Records excerpted from a collection:
================
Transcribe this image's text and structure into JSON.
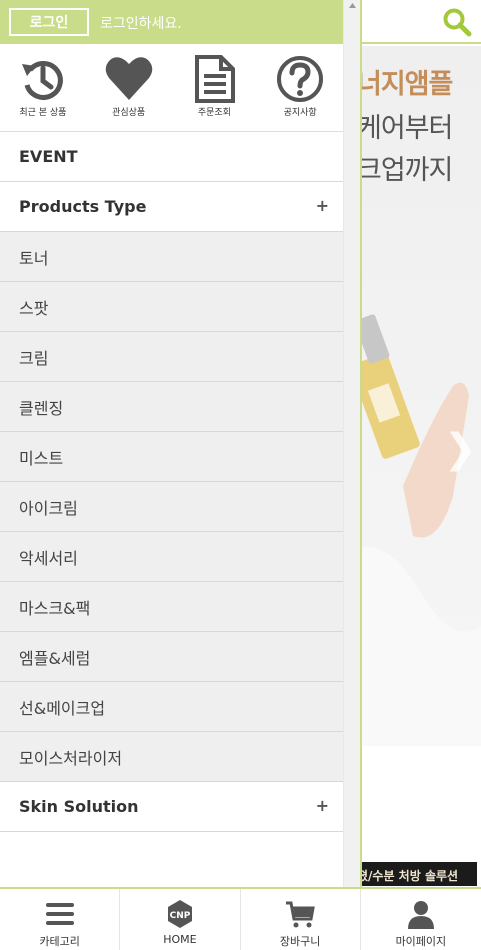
{
  "background": {
    "banner_lines": [
      "너지앰플",
      "케어부터",
      "크업까지"
    ],
    "strip_text": "졌/수분 처방 솔루션",
    "next_glyph": "❯",
    "search_icon": "search-icon"
  },
  "drawer": {
    "login_button": "로그인",
    "login_message": "로그인하세요.",
    "quick_links": [
      {
        "label": "최근 본 상품",
        "icon": "history-icon"
      },
      {
        "label": "관심상품",
        "icon": "heart-icon"
      },
      {
        "label": "주문조회",
        "icon": "document-icon"
      },
      {
        "label": "공지사항",
        "icon": "question-icon"
      }
    ],
    "menu": {
      "event": "EVENT",
      "products_type": "Products Type",
      "products_type_toggle": "+",
      "categories": [
        "토너",
        "스팟",
        "크림",
        "클렌징",
        "미스트",
        "아이크림",
        "악세서리",
        "마스크&팩",
        "엠플&세럼",
        "선&메이크업",
        "모이스처라이저"
      ],
      "skin_solution": "Skin Solution",
      "skin_solution_toggle": "+"
    }
  },
  "tabbar": {
    "tabs": [
      {
        "label": "카테고리",
        "icon": "menu-icon"
      },
      {
        "label": "HOME",
        "icon": "cnp-logo-icon"
      },
      {
        "label": "장바구니",
        "icon": "cart-icon"
      },
      {
        "label": "마이페이지",
        "icon": "user-icon"
      }
    ]
  },
  "colors": {
    "accent": "#c8dc8a",
    "search": "#a3c93a",
    "menu_sub_bg": "#efefef"
  }
}
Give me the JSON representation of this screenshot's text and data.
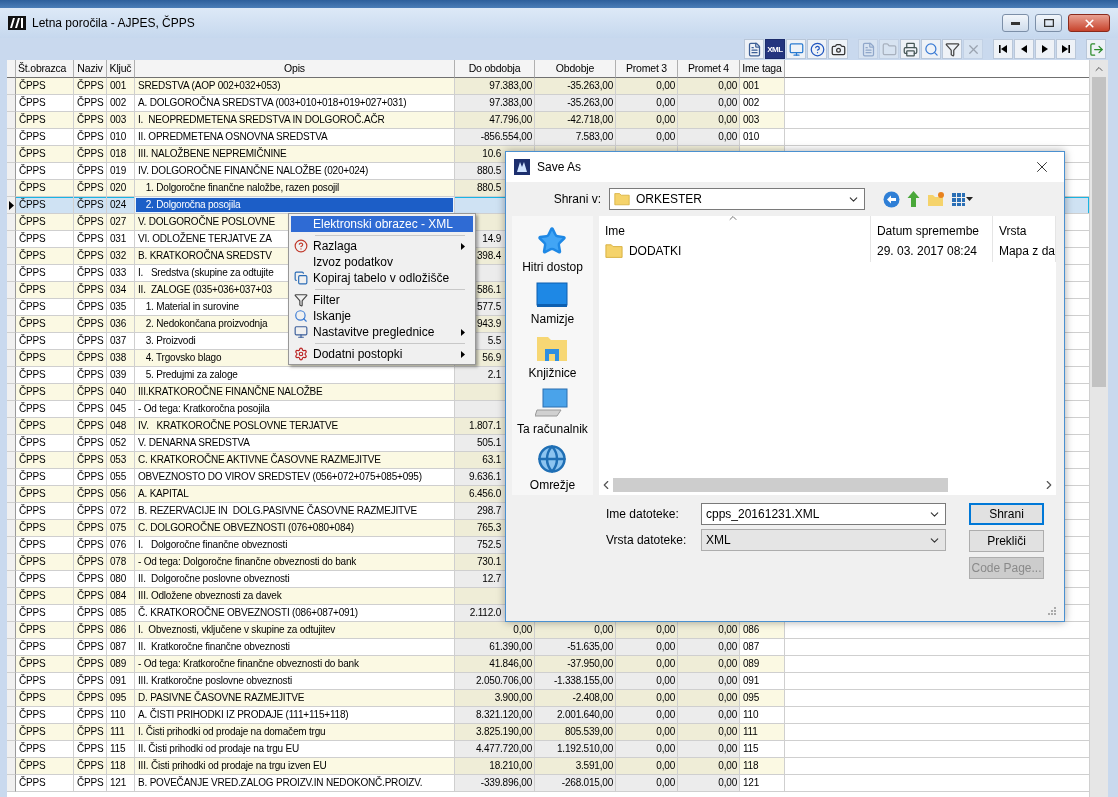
{
  "window": {
    "title": "Letna poročila - AJPES, ČPPS"
  },
  "toolbar": {
    "groups": [
      [
        {
          "disabled": false
        },
        {
          "label": "XML",
          "disabled": false
        },
        {
          "disabled": false
        },
        {
          "disabled": false
        },
        {
          "disabled": false
        }
      ],
      [
        {
          "disabled": true
        },
        {
          "disabled": true
        },
        {
          "disabled": false
        },
        {
          "disabled": false
        },
        {
          "disabled": false
        },
        {
          "disabled": true
        }
      ],
      [
        {
          "disabled": false
        },
        {
          "disabled": false
        },
        {
          "disabled": false
        },
        {
          "disabled": false
        }
      ],
      [
        {
          "disabled": false
        }
      ]
    ]
  },
  "table": {
    "columns": [
      "Št.obrazca",
      "Naziv",
      "Ključ",
      "Opis",
      "Do obdobja",
      "Obdobje",
      "Promet 3",
      "Promet 4",
      "Ime taga"
    ],
    "rows": [
      {
        "form": "ČPPS",
        "name": "ČPPS",
        "key": "001",
        "description": "SREDSTVA (AOP 002+032+053)",
        "to_date": "97.383,00",
        "period": "-35.263,00",
        "turnover_3": "0,00",
        "turnover_4": "0,00",
        "tag": "001",
        "selected": false
      },
      {
        "form": "ČPPS",
        "name": "ČPPS",
        "key": "002",
        "description": "A. DOLGOROČNA SREDSTVA (003+010+018+019+027+031)",
        "to_date": "97.383,00",
        "period": "-35.263,00",
        "turnover_3": "0,00",
        "turnover_4": "0,00",
        "tag": "002",
        "selected": false
      },
      {
        "form": "ČPPS",
        "name": "ČPPS",
        "key": "003",
        "description": "I.  NEOPREDMETENA SREDSTVA IN DOLGOROČ.AČR",
        "to_date": "47.796,00",
        "period": "-42.718,00",
        "turnover_3": "0,00",
        "turnover_4": "0,00",
        "tag": "003",
        "selected": false
      },
      {
        "form": "ČPPS",
        "name": "ČPPS",
        "key": "010",
        "description": "II. OPREDMETENA OSNOVNA SREDSTVA",
        "to_date": "-856.554,00",
        "period": "7.583,00",
        "turnover_3": "0,00",
        "turnover_4": "0,00",
        "tag": "010",
        "selected": false
      },
      {
        "form": "ČPPS",
        "name": "ČPPS",
        "key": "018",
        "description": "III. NALOŽBENE NEPREMIČNINE",
        "to_date": "10.6",
        "selected": false
      },
      {
        "form": "ČPPS",
        "name": "ČPPS",
        "key": "019",
        "description": "IV. DOLGOROČNE FINANČNE NALOŽBE (020+024)",
        "to_date": "880.5",
        "selected": false
      },
      {
        "form": "ČPPS",
        "name": "ČPPS",
        "key": "020",
        "description": "   1. Dolgoročne finančne naložbe, razen posojil",
        "to_date": "880.5",
        "selected": false
      },
      {
        "form": "ČPPS",
        "name": "ČPPS",
        "key": "024",
        "description": "   2. Dolgoročna posojila",
        "selected": true
      },
      {
        "form": "ČPPS",
        "name": "ČPPS",
        "key": "027",
        "description": "V. DOLGOROČNE POSLOVNE",
        "selected": false
      },
      {
        "form": "ČPPS",
        "name": "ČPPS",
        "key": "031",
        "description": "VI. ODLOŽENE TERJATVE ZA",
        "to_date": "14.9",
        "selected": false
      },
      {
        "form": "ČPPS",
        "name": "ČPPS",
        "key": "032",
        "description": "B. KRATKOROČNA SREDSTV",
        "to_date": "398.4",
        "selected": false
      },
      {
        "form": "ČPPS",
        "name": "ČPPS",
        "key": "033",
        "description": "I.   Sredstva (skupine za odtujite",
        "selected": false
      },
      {
        "form": "ČPPS",
        "name": "ČPPS",
        "key": "034",
        "description": "II.  ZALOGE (035+036+037+03",
        "to_date": "586.1",
        "selected": false
      },
      {
        "form": "ČPPS",
        "name": "ČPPS",
        "key": "035",
        "description": "   1. Material in surovine",
        "to_date": "577.5",
        "selected": false
      },
      {
        "form": "ČPPS",
        "name": "ČPPS",
        "key": "036",
        "description": "   2. Nedokončana proizvodnja",
        "to_date": "943.9",
        "selected": false
      },
      {
        "form": "ČPPS",
        "name": "ČPPS",
        "key": "037",
        "description": "   3. Proizvodi",
        "to_date": "5.5",
        "selected": false
      },
      {
        "form": "ČPPS",
        "name": "ČPPS",
        "key": "038",
        "description": "   4. Trgovsko blago",
        "to_date": "56.9",
        "selected": false
      },
      {
        "form": "ČPPS",
        "name": "ČPPS",
        "key": "039",
        "description": "   5. Predujmi za zaloge",
        "to_date": "2.1",
        "selected": false
      },
      {
        "form": "ČPPS",
        "name": "ČPPS",
        "key": "040",
        "description": "III.KRATKOROČNE FINANČNE NALOŽBE",
        "selected": false
      },
      {
        "form": "ČPPS",
        "name": "ČPPS",
        "key": "045",
        "description": "- Od tega: Kratkoročna posojila",
        "selected": false
      },
      {
        "form": "ČPPS",
        "name": "ČPPS",
        "key": "048",
        "description": "IV.   KRATKOROČNE POSLOVNE TERJATVE",
        "to_date": "1.807.1",
        "selected": false
      },
      {
        "form": "ČPPS",
        "name": "ČPPS",
        "key": "052",
        "description": "V. DENARNA SREDSTVA",
        "to_date": "505.1",
        "selected": false
      },
      {
        "form": "ČPPS",
        "name": "ČPPS",
        "key": "053",
        "description": "C. KRATKOROČNE AKTIVNE ČASOVNE RAZMEJITVE",
        "to_date": "63.1",
        "selected": false
      },
      {
        "form": "ČPPS",
        "name": "ČPPS",
        "key": "055",
        "description": "OBVEZNOSTO DO VIROV SREDSTEV (056+072+075+085+095)",
        "to_date": "9.636.1",
        "selected": false
      },
      {
        "form": "ČPPS",
        "name": "ČPPS",
        "key": "056",
        "description": "A. KAPITAL",
        "to_date": "6.456.0",
        "selected": false
      },
      {
        "form": "ČPPS",
        "name": "ČPPS",
        "key": "072",
        "description": "B. REZERVACIJE IN  DOLG.PASIVNE ČASOVNE RAZMEJITVE",
        "to_date": "298.7",
        "selected": false
      },
      {
        "form": "ČPPS",
        "name": "ČPPS",
        "key": "075",
        "description": "C. DOLGOROČNE OBVEZNOSTI (076+080+084)",
        "to_date": "765.3",
        "selected": false
      },
      {
        "form": "ČPPS",
        "name": "ČPPS",
        "key": "076",
        "description": "I.   Dolgoročne finančne obveznosti",
        "to_date": "752.5",
        "selected": false
      },
      {
        "form": "ČPPS",
        "name": "ČPPS",
        "key": "078",
        "description": "- Od tega: Dolgoročne finančne obveznosti do bank",
        "to_date": "730.1",
        "selected": false
      },
      {
        "form": "ČPPS",
        "name": "ČPPS",
        "key": "080",
        "description": "II.  Dolgoročne poslovne obveznosti",
        "to_date": "12.7",
        "selected": false
      },
      {
        "form": "ČPPS",
        "name": "ČPPS",
        "key": "084",
        "description": "III. Odložene obveznosti za davek",
        "selected": false
      },
      {
        "form": "ČPPS",
        "name": "ČPPS",
        "key": "085",
        "description": "Č. KRATKOROČNE OBVEZNOSTI (086+087+091)",
        "to_date": "2.112.0",
        "selected": false
      },
      {
        "form": "ČPPS",
        "name": "ČPPS",
        "key": "086",
        "description": "I.  Obveznosti, vključene v skupine za odtujitev",
        "to_date": "0,00",
        "period": "0,00",
        "turnover_3": "0,00",
        "turnover_4": "0,00",
        "tag": "086",
        "selected": false
      },
      {
        "form": "ČPPS",
        "name": "ČPPS",
        "key": "087",
        "description": "II.  Kratkoročne finančne obveznosti",
        "to_date": "61.390,00",
        "period": "-51.635,00",
        "turnover_3": "0,00",
        "turnover_4": "0,00",
        "tag": "087",
        "selected": false
      },
      {
        "form": "ČPPS",
        "name": "ČPPS",
        "key": "089",
        "description": "- Od tega: Kratkoročne finančne obveznosti do bank",
        "to_date": "41.846,00",
        "period": "-37.950,00",
        "turnover_3": "0,00",
        "turnover_4": "0,00",
        "tag": "089",
        "selected": false
      },
      {
        "form": "ČPPS",
        "name": "ČPPS",
        "key": "091",
        "description": "III. Kratkoročne poslovne obveznosti",
        "to_date": "2.050.706,00",
        "period": "-1.338.155,00",
        "turnover_3": "0,00",
        "turnover_4": "0,00",
        "tag": "091",
        "selected": false
      },
      {
        "form": "ČPPS",
        "name": "ČPPS",
        "key": "095",
        "description": "D. PASIVNE ČASOVNE RAZMEJITVE",
        "to_date": "3.900,00",
        "period": "-2.408,00",
        "turnover_3": "0,00",
        "turnover_4": "0,00",
        "tag": "095",
        "selected": false
      },
      {
        "form": "ČPPS",
        "name": "ČPPS",
        "key": "110",
        "description": "A. ČISTI PRIHODKI IZ PRODAJE (111+115+118)",
        "to_date": "8.321.120,00",
        "period": "2.001.640,00",
        "turnover_3": "0,00",
        "turnover_4": "0,00",
        "tag": "110",
        "selected": false
      },
      {
        "form": "ČPPS",
        "name": "ČPPS",
        "key": "111",
        "description": "I. Čisti prihodki od prodaje na domačem trgu",
        "to_date": "3.825.190,00",
        "period": "805.539,00",
        "turnover_3": "0,00",
        "turnover_4": "0,00",
        "tag": "111",
        "selected": false
      },
      {
        "form": "ČPPS",
        "name": "ČPPS",
        "key": "115",
        "description": "II. Čisti prihodki od prodaje na trgu EU",
        "to_date": "4.477.720,00",
        "period": "1.192.510,00",
        "turnover_3": "0,00",
        "turnover_4": "0,00",
        "tag": "115",
        "selected": false
      },
      {
        "form": "ČPPS",
        "name": "ČPPS",
        "key": "118",
        "description": "III. Čisti prihodki od prodaje na trgu izven EU",
        "to_date": "18.210,00",
        "period": "3.591,00",
        "turnover_3": "0,00",
        "turnover_4": "0,00",
        "tag": "118",
        "selected": false
      },
      {
        "form": "ČPPS",
        "name": "ČPPS",
        "key": "121",
        "description": "B. POVEČANJE VRED.ZALOG PROIZV.IN NEDOKONČ.PROIZV.",
        "to_date": "-339.896,00",
        "period": "-268.015,00",
        "turnover_3": "0,00",
        "turnover_4": "0,00",
        "tag": "121",
        "selected": false
      }
    ]
  },
  "context_menu": {
    "items": [
      {
        "kind": "item",
        "label": "Elektronski obrazec - XML",
        "selected": true,
        "submenu": false
      },
      {
        "kind": "separator"
      },
      {
        "kind": "item",
        "label": "Razlaga",
        "selected": false,
        "submenu": true
      },
      {
        "kind": "item",
        "label": "Izvoz podatkov",
        "selected": false,
        "submenu": false
      },
      {
        "kind": "item",
        "label": "Kopiraj tabelo v odložišče",
        "selected": false,
        "submenu": false
      },
      {
        "kind": "separator"
      },
      {
        "kind": "item",
        "label": "Filter",
        "selected": false,
        "submenu": false
      },
      {
        "kind": "item",
        "label": "Iskanje",
        "selected": false,
        "submenu": false
      },
      {
        "kind": "item",
        "label": "Nastavitve preglednice",
        "selected": false,
        "submenu": true
      },
      {
        "kind": "separator"
      },
      {
        "kind": "item",
        "label": "Dodatni postopki",
        "selected": false,
        "submenu": true
      }
    ]
  },
  "save_dialog": {
    "title": "Save As",
    "location_label": "Shrani v:",
    "location": "ORKESTER",
    "places": [
      "Hitri dostop",
      "Namizje",
      "Knjižnice",
      "Ta računalnik",
      "Omrežje"
    ],
    "file_list": {
      "columns": [
        "Ime",
        "Datum spremembe",
        "Vrsta"
      ],
      "rows": [
        {
          "name": "DODATKI",
          "modified": "29. 03. 2017 08:24",
          "type": "Mapa z da"
        }
      ]
    },
    "file_name_label": "Ime datoteke:",
    "file_name": "cpps_20161231.XML",
    "file_type_label": "Vrsta datoteke:",
    "file_type": "XML",
    "buttons": [
      {
        "label": "Shrani",
        "default": true,
        "disabled": false
      },
      {
        "label": "Prekliči",
        "default": false,
        "disabled": false
      },
      {
        "label": "Code Page...",
        "default": false,
        "disabled": true
      }
    ]
  }
}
================
AIM: Identify all lines in the records above with the word "skupine".

CORRECT RESPONSE:
        "description": "I.   Sredstva (skupine za odtujite",
        "description": "I.  Obveznosti, vključene v skupine za odtujitev",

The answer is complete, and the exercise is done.